REQUEST: Copy out every line of the rows below word for word.

BEGIN MATERIAL SUPPLIED

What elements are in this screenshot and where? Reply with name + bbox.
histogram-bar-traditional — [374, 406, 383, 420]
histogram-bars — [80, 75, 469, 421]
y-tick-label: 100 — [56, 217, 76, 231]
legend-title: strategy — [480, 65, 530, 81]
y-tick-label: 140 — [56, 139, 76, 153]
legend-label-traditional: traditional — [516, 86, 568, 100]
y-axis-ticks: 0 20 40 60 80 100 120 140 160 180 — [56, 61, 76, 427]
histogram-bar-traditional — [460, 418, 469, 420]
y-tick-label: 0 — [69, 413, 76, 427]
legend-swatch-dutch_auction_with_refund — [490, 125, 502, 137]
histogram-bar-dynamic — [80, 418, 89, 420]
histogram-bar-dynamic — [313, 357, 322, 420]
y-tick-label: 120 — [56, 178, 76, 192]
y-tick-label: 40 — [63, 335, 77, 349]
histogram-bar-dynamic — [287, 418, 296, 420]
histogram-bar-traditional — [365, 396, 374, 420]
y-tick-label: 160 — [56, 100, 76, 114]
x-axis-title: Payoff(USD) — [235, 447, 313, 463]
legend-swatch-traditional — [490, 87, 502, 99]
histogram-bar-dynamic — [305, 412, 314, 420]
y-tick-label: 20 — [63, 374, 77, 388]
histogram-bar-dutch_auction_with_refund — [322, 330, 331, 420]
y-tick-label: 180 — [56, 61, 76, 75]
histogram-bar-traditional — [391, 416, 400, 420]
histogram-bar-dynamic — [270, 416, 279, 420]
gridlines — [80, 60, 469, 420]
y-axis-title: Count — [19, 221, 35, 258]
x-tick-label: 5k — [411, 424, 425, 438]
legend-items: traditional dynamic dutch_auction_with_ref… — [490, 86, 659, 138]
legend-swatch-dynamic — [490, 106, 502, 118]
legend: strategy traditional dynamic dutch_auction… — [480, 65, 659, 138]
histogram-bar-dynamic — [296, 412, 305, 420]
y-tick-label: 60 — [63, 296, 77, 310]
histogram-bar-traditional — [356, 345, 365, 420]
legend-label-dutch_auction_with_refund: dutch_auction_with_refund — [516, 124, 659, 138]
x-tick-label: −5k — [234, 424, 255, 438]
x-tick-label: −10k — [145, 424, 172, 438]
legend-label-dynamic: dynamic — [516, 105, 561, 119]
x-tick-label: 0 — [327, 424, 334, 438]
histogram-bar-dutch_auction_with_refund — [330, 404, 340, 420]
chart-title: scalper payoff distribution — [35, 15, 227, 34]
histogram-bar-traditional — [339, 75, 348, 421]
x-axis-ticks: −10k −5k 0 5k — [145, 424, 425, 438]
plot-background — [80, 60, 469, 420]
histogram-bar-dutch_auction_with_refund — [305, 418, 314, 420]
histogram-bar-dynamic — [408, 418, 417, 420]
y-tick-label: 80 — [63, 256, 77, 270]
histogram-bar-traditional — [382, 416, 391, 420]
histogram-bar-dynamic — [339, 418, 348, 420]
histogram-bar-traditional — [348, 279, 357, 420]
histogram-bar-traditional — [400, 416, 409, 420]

END MATERIAL SUPPLIED

WRITTEN RESPONSE:
What elements are in this screenshot and where? Reply with name + bbox.
histogram-bar-traditional — [374, 406, 383, 420]
histogram-bars — [80, 75, 469, 421]
y-tick-label: 100 — [56, 217, 76, 231]
legend-title: strategy — [480, 65, 530, 81]
y-tick-label: 140 — [56, 139, 76, 153]
legend-label-traditional: traditional — [516, 86, 568, 100]
y-axis-ticks: 0 20 40 60 80 100 120 140 160 180 — [56, 61, 76, 427]
histogram-bar-traditional — [460, 418, 469, 420]
y-tick-label: 0 — [69, 413, 76, 427]
legend-swatch-dutch_auction_with_refund — [490, 125, 502, 137]
histogram-bar-dynamic — [80, 418, 89, 420]
histogram-bar-dynamic — [313, 357, 322, 420]
y-tick-label: 120 — [56, 178, 76, 192]
y-tick-label: 40 — [63, 335, 77, 349]
histogram-bar-dynamic — [287, 418, 296, 420]
histogram-bar-traditional — [365, 396, 374, 420]
y-tick-label: 160 — [56, 100, 76, 114]
x-axis-title: Payoff(USD) — [235, 447, 313, 463]
legend-swatch-traditional — [490, 87, 502, 99]
histogram-bar-dynamic — [305, 412, 314, 420]
y-tick-label: 20 — [63, 374, 77, 388]
histogram-bar-dutch_auction_with_refund — [322, 330, 331, 420]
y-tick-label: 180 — [56, 61, 76, 75]
histogram-bar-traditional — [391, 416, 400, 420]
histogram-bar-dynamic — [270, 416, 279, 420]
gridlines — [80, 60, 469, 420]
y-axis-title: Count — [19, 221, 35, 258]
x-tick-label: 5k — [411, 424, 425, 438]
legend-items: traditional dynamic dutch_auction_with_ref… — [490, 86, 659, 138]
legend-swatch-dynamic — [490, 106, 502, 118]
legend: strategy traditional dynamic dutch_auction… — [480, 65, 659, 138]
histogram-bar-dynamic — [296, 412, 305, 420]
y-tick-label: 60 — [63, 296, 77, 310]
histogram-bar-traditional — [356, 345, 365, 420]
legend-label-dutch_auction_with_refund: dutch_auction_with_refund — [516, 124, 659, 138]
x-tick-label: −5k — [234, 424, 255, 438]
x-tick-label: −10k — [145, 424, 172, 438]
legend-label-dynamic: dynamic — [516, 105, 561, 119]
x-tick-label: 0 — [327, 424, 334, 438]
histogram-bar-dutch_auction_with_refund — [330, 404, 340, 420]
chart-title: scalper payoff distribution — [35, 15, 227, 34]
histogram-bar-traditional — [339, 75, 348, 421]
x-axis-ticks: −10k −5k 0 5k — [145, 424, 425, 438]
plot-background — [80, 60, 469, 420]
histogram-bar-dutch_auction_with_refund — [305, 418, 314, 420]
histogram-bar-dynamic — [408, 418, 417, 420]
y-tick-label: 80 — [63, 256, 77, 270]
histogram-bar-traditional — [382, 416, 391, 420]
histogram-bar-dynamic — [339, 418, 348, 420]
histogram-bar-traditional — [348, 279, 357, 420]
histogram-bar-traditional — [400, 416, 409, 420]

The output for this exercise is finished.